• Actions to take:
**1.** Change "meticulous" to "careful" and write out the book list from "What happened in" up to and including "of Al Qaeda.".
**2.** According to the book list, which two writers might have taken up the tale of wealth and power in 1920s New York that opens Trust?

• Selection:

55: The Looming Tower – Lawrence Wright

What happened in New York City one incongruously sunny morning in September was never, of course, the product of some spontaneous plan. Wright’s meticulous history operates as a sort of panopticon on the events leading up to that fateful day, spanning more than five decades and a geopolitical guest list that includes everyone from the counterterrorism chief of the F.B.I. to the anonymous foot soldiers of Al Qaeda.

50: Trust – Hernan Diaz

How many ways can you tell the same story? Which one is true? These questions and their ethical implications hover over Diaz’s second novel. It starts out as a tale of wealth and power in 1920s New York — something Theodore Dreiser or Edith Wharton might have taken up — and leaps forward in time, across the boroughs and down the social ladder, breathing new vitality into the weary tropes of historical fiction. — A.O. Scott

68: Persepolis – Marjane Satrapi

Drawn in stark black-and-white panels, Satrapi’s graphic novel is a moving account of her early life in Iran during the Islamic Revolution and her formative years abroad in Europe. Devastating — but also formally inventive, inspiring and often funny — Persepoli” is a model of visual storytelling and personal narrative.

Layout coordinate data

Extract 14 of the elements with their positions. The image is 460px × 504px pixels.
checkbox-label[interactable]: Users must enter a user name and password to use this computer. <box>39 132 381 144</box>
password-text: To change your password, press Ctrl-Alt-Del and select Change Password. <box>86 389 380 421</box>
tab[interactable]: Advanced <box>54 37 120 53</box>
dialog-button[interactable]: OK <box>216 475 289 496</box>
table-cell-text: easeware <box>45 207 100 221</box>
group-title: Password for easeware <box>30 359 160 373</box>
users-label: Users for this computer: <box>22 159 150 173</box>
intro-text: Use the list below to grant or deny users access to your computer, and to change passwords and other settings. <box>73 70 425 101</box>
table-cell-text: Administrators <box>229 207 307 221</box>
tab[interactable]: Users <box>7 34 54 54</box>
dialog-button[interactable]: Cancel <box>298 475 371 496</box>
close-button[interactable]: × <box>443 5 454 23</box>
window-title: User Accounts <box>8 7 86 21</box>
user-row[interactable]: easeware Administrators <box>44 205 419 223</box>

• Written answers:
**1.**
What happened in New York City one incongruously sunny morning in September was never, of course, the product of some spontaneous plan. Wright’s careful history operates as a sort of panopticon on the events leading up to that fateful day, spanning more than five decades and a geopolitical guest list that includes everyone from the counterterrorism chief of the F.B.I. to the anonymous foot soldiers of Al Qaeda.

**2.** Theodore Dreiser or Edith Wharton.